**Task objective:**
From the material below, list every line containing "this".

★ ★ ★ ★ ★

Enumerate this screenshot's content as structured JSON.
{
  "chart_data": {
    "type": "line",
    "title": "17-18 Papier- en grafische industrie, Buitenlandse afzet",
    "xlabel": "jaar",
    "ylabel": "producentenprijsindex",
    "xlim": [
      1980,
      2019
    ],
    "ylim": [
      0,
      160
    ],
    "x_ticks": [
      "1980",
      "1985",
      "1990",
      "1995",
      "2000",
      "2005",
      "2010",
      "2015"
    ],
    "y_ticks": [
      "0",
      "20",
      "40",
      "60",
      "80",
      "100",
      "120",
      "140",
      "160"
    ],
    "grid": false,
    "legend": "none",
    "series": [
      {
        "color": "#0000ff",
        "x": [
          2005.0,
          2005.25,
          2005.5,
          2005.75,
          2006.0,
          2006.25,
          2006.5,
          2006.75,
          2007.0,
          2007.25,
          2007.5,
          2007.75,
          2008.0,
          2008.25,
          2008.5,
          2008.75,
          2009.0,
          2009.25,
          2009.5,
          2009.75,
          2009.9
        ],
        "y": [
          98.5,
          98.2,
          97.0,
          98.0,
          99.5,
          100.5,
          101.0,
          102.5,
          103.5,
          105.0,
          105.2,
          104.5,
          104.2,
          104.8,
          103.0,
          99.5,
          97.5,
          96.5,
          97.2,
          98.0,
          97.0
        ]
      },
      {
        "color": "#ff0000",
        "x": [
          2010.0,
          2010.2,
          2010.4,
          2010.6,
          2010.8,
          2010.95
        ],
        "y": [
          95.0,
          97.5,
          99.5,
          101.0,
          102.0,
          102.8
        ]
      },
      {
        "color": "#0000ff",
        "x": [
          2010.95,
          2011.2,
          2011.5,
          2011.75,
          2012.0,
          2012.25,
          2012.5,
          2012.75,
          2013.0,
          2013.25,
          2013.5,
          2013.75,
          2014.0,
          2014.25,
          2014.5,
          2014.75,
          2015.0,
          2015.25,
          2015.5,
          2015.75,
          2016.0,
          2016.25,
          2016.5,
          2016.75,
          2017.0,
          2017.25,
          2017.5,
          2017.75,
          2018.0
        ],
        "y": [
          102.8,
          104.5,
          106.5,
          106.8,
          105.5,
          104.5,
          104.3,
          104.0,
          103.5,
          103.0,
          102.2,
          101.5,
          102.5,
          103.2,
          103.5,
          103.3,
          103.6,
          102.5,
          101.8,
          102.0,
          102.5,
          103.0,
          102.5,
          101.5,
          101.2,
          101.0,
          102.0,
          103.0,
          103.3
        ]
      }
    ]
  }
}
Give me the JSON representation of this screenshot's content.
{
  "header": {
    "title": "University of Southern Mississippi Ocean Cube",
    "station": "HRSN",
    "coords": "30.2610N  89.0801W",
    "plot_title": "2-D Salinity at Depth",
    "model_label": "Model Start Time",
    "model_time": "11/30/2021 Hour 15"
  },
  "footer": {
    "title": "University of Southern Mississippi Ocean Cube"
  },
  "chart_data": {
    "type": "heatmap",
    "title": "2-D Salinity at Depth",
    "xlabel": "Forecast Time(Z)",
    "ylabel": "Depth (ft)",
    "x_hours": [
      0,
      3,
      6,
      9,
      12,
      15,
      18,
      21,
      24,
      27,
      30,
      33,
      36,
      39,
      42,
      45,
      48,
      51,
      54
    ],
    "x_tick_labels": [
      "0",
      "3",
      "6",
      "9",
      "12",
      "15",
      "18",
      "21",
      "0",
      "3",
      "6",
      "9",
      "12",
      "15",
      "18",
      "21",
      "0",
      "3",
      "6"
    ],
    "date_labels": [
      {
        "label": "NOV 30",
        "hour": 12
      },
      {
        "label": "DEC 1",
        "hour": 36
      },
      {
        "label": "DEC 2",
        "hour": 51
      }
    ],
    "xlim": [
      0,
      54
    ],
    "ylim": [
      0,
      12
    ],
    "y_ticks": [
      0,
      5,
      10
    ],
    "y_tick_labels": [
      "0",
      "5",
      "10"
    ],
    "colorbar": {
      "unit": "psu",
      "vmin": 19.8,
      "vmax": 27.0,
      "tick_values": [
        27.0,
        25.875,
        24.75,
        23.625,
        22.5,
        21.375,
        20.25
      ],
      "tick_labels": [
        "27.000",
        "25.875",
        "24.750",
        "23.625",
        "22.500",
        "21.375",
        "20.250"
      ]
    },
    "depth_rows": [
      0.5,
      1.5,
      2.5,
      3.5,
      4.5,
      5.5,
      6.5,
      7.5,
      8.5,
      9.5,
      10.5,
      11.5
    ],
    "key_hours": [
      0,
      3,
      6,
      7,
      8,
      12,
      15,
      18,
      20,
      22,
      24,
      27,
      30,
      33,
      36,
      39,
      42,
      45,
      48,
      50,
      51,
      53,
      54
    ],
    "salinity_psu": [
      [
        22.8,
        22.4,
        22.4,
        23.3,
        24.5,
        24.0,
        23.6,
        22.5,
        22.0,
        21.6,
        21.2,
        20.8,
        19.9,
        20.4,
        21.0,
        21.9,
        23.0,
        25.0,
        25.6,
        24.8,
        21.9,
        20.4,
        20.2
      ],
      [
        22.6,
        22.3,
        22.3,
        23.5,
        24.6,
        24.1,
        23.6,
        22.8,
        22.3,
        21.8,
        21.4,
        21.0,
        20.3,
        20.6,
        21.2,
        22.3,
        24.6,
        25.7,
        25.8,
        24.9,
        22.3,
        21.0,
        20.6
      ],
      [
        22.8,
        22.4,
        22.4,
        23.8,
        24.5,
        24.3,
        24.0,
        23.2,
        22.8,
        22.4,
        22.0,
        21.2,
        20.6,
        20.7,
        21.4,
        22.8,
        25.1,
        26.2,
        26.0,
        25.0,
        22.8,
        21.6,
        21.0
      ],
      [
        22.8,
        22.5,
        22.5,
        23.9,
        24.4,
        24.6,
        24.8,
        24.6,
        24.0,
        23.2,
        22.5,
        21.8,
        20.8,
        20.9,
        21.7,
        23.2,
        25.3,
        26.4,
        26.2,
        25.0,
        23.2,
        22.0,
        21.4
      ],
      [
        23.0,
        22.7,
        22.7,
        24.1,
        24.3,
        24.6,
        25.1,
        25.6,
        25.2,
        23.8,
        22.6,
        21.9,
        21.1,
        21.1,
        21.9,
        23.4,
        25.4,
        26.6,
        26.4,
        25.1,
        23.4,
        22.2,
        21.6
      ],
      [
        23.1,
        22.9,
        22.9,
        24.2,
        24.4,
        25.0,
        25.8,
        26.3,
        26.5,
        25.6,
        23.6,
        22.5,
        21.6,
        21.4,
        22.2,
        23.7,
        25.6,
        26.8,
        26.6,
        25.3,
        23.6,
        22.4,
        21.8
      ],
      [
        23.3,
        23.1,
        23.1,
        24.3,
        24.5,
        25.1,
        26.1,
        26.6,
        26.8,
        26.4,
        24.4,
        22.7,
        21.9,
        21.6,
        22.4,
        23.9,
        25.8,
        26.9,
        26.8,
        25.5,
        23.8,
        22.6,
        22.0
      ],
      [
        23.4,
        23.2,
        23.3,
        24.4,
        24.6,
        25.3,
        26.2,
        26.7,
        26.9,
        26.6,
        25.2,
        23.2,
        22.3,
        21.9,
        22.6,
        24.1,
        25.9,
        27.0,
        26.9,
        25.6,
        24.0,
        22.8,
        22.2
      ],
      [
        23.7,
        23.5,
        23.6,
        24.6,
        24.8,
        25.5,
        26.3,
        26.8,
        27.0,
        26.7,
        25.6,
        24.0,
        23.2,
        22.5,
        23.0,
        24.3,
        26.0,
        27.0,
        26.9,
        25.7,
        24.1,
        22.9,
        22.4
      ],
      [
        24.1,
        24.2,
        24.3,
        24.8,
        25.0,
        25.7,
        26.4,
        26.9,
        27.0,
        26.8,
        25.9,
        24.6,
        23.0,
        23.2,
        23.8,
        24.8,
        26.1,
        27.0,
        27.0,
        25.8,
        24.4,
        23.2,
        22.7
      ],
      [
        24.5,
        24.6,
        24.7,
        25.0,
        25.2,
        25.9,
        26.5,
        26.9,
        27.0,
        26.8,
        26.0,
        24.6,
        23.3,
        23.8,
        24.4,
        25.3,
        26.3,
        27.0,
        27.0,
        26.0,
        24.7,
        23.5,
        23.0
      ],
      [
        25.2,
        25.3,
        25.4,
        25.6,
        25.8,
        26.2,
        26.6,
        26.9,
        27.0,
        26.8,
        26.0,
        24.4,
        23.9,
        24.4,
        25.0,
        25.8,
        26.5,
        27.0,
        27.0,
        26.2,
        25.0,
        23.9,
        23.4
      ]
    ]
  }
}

★ ★ ★ ★ ★

**Task solution:**
Enumerate this screenshot's content as structured JSON.
Give me the JSON representation of this screenshot's content.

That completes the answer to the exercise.